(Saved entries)
>> START

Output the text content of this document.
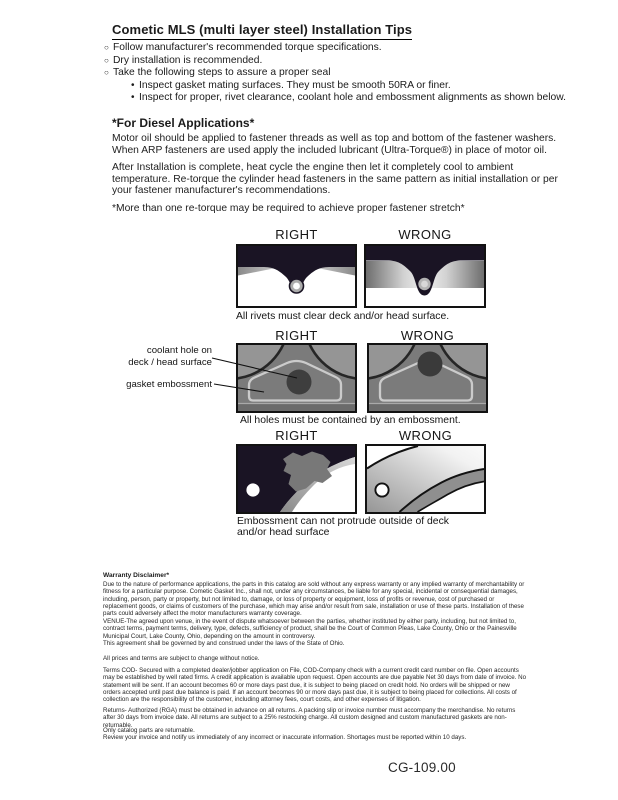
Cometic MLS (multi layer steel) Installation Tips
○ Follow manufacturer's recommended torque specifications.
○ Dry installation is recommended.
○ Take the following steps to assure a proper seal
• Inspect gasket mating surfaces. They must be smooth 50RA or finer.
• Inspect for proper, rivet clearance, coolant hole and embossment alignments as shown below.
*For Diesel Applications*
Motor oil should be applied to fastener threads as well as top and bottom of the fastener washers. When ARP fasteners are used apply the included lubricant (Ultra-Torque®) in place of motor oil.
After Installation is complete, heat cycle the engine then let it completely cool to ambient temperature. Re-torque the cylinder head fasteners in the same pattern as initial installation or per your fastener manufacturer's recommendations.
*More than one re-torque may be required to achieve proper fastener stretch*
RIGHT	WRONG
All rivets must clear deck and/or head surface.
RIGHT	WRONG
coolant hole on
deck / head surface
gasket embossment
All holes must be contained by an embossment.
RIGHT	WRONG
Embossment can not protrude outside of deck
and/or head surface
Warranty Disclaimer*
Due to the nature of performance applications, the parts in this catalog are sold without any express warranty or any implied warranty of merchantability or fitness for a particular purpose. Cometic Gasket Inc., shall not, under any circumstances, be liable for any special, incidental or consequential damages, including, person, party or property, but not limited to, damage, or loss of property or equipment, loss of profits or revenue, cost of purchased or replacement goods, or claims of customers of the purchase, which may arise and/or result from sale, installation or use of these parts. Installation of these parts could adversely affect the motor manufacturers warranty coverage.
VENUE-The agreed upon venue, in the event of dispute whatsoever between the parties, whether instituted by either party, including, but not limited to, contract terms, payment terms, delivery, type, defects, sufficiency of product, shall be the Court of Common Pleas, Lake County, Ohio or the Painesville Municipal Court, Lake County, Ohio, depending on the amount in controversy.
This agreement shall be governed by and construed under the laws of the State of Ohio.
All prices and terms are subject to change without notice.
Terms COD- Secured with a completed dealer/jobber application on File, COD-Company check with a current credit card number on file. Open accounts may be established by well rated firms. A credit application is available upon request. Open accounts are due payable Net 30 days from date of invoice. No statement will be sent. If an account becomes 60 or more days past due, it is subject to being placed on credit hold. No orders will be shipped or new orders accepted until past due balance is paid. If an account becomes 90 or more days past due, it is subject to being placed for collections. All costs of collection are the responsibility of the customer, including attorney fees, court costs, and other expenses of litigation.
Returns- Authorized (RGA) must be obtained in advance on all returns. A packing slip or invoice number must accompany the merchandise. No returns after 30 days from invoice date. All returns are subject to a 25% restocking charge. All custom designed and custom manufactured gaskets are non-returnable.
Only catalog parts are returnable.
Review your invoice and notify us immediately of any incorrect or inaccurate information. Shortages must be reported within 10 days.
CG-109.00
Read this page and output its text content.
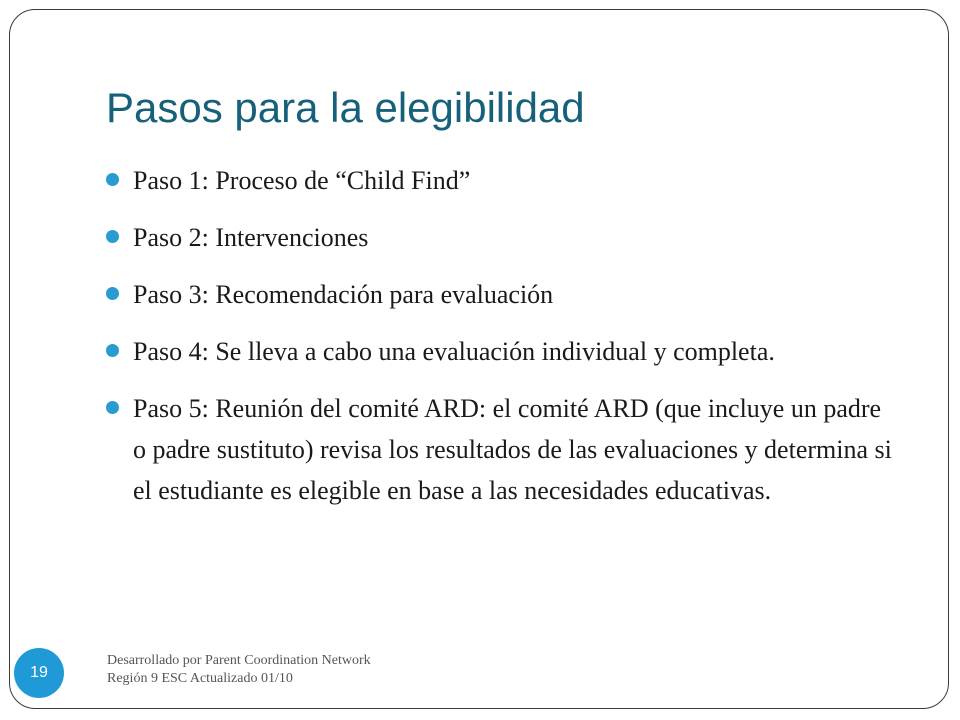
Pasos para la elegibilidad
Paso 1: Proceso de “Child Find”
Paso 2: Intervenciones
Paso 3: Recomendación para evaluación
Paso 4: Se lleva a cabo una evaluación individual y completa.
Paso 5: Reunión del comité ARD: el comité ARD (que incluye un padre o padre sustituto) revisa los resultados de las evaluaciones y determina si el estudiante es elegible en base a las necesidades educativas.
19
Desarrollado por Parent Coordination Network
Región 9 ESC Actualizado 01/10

>> END

◆ Task requirements
Leave the pictures out and output the rest of the listing exactly.

◆ Answer in full
Output the text content of this document.
Cometic MLS (multi layer steel) Installation Tips
○ Follow manufacturer's recommended torque specifications.
○ Dry installation is recommended.
○ Take the following steps to assure a proper seal
• Inspect gasket mating surfaces. They must be smooth 50RA or finer.
• Inspect for proper, rivet clearance, coolant hole and embossment alignments as shown below.
*For Diesel Applications*
Motor oil should be applied to fastener threads as well as top and bottom of the fastener washers. When ARP fasteners are used apply the included lubricant (Ultra-Torque®) in place of motor oil.
After Installation is complete, heat cycle the engine then let it completely cool to ambient temperature. Re-torque the cylinder head fasteners in the same pattern as initial installation or per your fastener manufacturer's recommendations.
*More than one re-torque may be required to achieve proper fastener stretch*
RIGHT	WRONG
All rivets must clear deck and/or head surface.
RIGHT	WRONG
coolant hole on
deck / head surface
gasket embossment
All holes must be contained by an embossment.
RIGHT	WRONG
Embossment can not protrude outside of deck
and/or head surface
Warranty Disclaimer*
Due to the nature of performance applications, the parts in this catalog are sold without any express warranty or any implied warranty of merchantability or fitness for a particular purpose. Cometic Gasket Inc., shall not, under any circumstances, be liable for any special, incidental or consequential damages, including, person, party or property, but not limited to, damage, or loss of property or equipment, loss of profits or revenue, cost of purchased or replacement goods, or claims of customers of the purchase, which may arise and/or result from sale, installation or use of these parts. Installation of these parts could adversely affect the motor manufacturers warranty coverage.
VENUE-The agreed upon venue, in the event of dispute whatsoever between the parties, whether instituted by either party, including, but not limited to, contract terms, payment terms, delivery, type, defects, sufficiency of product, shall be the Court of Common Pleas, Lake County, Ohio or the Painesville Municipal Court, Lake County, Ohio, depending on the amount in controversy.
This agreement shall be governed by and construed under the laws of the State of Ohio.
All prices and terms are subject to change without notice.
Terms COD- Secured with a completed dealer/jobber application on File, COD-Company check with a current credit card number on file. Open accounts may be established by well rated firms. A credit application is available upon request. Open accounts are due payable Net 30 days from date of invoice. No statement will be sent. If an account becomes 60 or more days past due, it is subject to being placed on credit hold. No orders will be shipped or new orders accepted until past due balance is paid. If an account becomes 90 or more days past due, it is subject to being placed for collections. All costs of collection are the responsibility of the customer, including attorney fees, court costs, and other expenses of litigation.
Returns- Authorized (RGA) must be obtained in advance on all returns. A packing slip or invoice number must accompany the merchandise. No returns after 30 days from invoice date. All returns are subject to a 25% restocking charge. All custom designed and custom manufactured gaskets are non-returnable.
Only catalog parts are returnable.
Review your invoice and notify us immediately of any incorrect or inaccurate information. Shortages must be reported within 10 days.
CG-109.00
Read this page and output its text content.
Pasos para la elegibilidad
Paso 1: Proceso de “Child Find”
Paso 2: Intervenciones
Paso 3: Recomendación para evaluación
Paso 4: Se lleva a cabo una evaluación individual y completa.
Paso 5: Reunión del comité ARD: el comité ARD (que incluye un padre o padre sustituto) revisa los resultados de las evaluaciones y determina si el estudiante es elegible en base a las necesidades educativas.
19
Desarrollado por Parent Coordination Network
Región 9 ESC Actualizado 01/10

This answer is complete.